#### INSTRUCTION:
Each record below should be repeated precisely as written.

#### DATA FOR PROCESSING:
+ + + + + + +

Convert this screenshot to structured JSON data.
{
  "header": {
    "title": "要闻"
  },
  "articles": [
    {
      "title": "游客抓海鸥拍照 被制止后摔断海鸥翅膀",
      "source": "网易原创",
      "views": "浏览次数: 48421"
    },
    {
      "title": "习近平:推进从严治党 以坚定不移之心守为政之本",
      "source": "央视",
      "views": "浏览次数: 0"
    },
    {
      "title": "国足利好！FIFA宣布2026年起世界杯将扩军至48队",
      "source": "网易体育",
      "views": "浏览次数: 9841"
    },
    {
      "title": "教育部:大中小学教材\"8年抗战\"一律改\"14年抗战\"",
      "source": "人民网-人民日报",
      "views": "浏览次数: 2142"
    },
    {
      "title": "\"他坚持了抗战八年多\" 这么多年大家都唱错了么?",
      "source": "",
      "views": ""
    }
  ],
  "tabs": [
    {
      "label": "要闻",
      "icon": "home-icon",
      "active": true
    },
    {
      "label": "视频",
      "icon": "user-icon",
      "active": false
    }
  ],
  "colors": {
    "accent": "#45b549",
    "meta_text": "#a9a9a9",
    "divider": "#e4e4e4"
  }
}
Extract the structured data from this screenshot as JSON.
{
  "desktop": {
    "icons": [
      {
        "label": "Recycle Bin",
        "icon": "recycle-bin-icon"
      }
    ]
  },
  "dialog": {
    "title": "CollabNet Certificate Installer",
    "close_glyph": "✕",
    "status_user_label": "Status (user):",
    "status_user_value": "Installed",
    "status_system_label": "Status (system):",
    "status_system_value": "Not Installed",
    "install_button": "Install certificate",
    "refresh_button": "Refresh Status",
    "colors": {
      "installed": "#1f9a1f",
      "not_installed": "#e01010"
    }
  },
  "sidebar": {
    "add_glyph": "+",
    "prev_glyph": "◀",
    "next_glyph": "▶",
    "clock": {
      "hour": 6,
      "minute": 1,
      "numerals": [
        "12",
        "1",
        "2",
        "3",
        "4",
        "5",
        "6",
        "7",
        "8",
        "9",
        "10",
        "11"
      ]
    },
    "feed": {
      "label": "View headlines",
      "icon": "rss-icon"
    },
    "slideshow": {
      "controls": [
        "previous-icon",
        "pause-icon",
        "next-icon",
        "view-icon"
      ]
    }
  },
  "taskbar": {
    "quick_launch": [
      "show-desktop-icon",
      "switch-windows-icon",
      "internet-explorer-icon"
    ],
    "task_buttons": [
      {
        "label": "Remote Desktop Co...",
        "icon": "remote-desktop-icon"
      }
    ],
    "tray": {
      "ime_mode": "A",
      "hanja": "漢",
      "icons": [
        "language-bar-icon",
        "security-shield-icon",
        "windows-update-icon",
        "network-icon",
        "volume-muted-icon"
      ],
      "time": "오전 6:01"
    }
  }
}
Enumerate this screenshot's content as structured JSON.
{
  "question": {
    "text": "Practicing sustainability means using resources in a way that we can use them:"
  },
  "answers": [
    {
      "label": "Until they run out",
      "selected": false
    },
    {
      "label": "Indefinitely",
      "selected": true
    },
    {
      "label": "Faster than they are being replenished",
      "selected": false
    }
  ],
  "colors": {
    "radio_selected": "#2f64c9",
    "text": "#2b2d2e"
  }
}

+ + + + + + +

#### SOLVED EXERCISE:
Convert this screenshot to structured JSON data.
{
  "header": {
    "title": "要闻"
  },
  "articles": [
    {
      "title": "游客抓海鸥拍照 被制止后摔断海鸥翅膀",
      "source": "网易原创",
      "views": "浏览次数: 48421"
    },
    {
      "title": "习近平:推进从严治党 以坚定不移之心守为政之本",
      "source": "央视",
      "views": "浏览次数: 0"
    },
    {
      "title": "国足利好！FIFA宣布2026年起世界杯将扩军至48队",
      "source": "网易体育",
      "views": "浏览次数: 9841"
    },
    {
      "title": "教育部:大中小学教材\"8年抗战\"一律改\"14年抗战\"",
      "source": "人民网-人民日报",
      "views": "浏览次数: 2142"
    },
    {
      "title": "\"他坚持了抗战八年多\" 这么多年大家都唱错了么?",
      "source": "",
      "views": ""
    }
  ],
  "tabs": [
    {
      "label": "要闻",
      "icon": "home-icon",
      "active": true
    },
    {
      "label": "视频",
      "icon": "user-icon",
      "active": false
    }
  ],
  "colors": {
    "accent": "#45b549",
    "meta_text": "#a9a9a9",
    "divider": "#e4e4e4"
  }
}
Extract the structured data from this screenshot as JSON.
{
  "desktop": {
    "icons": [
      {
        "label": "Recycle Bin",
        "icon": "recycle-bin-icon"
      }
    ]
  },
  "dialog": {
    "title": "CollabNet Certificate Installer",
    "close_glyph": "✕",
    "status_user_label": "Status (user):",
    "status_user_value": "Installed",
    "status_system_label": "Status (system):",
    "status_system_value": "Not Installed",
    "install_button": "Install certificate",
    "refresh_button": "Refresh Status",
    "colors": {
      "installed": "#1f9a1f",
      "not_installed": "#e01010"
    }
  },
  "sidebar": {
    "add_glyph": "+",
    "prev_glyph": "◀",
    "next_glyph": "▶",
    "clock": {
      "hour": 6,
      "minute": 1,
      "numerals": [
        "12",
        "1",
        "2",
        "3",
        "4",
        "5",
        "6",
        "7",
        "8",
        "9",
        "10",
        "11"
      ]
    },
    "feed": {
      "label": "View headlines",
      "icon": "rss-icon"
    },
    "slideshow": {
      "controls": [
        "previous-icon",
        "pause-icon",
        "next-icon",
        "view-icon"
      ]
    }
  },
  "taskbar": {
    "quick_launch": [
      "show-desktop-icon",
      "switch-windows-icon",
      "internet-explorer-icon"
    ],
    "task_buttons": [
      {
        "label": "Remote Desktop Co...",
        "icon": "remote-desktop-icon"
      }
    ],
    "tray": {
      "ime_mode": "A",
      "hanja": "漢",
      "icons": [
        "language-bar-icon",
        "security-shield-icon",
        "windows-update-icon",
        "network-icon",
        "volume-muted-icon"
      ],
      "time": "오전 6:01"
    }
  }
}
Enumerate this screenshot's content as structured JSON.
{
  "question": {
    "text": "Practicing sustainability means using resources in a way that we can use them:"
  },
  "answers": [
    {
      "label": "Until they run out",
      "selected": false
    },
    {
      "label": "Indefinitely",
      "selected": true
    },
    {
      "label": "Faster than they are being replenished",
      "selected": false
    }
  ],
  "colors": {
    "radio_selected": "#2f64c9",
    "text": "#2b2d2e"
  }
}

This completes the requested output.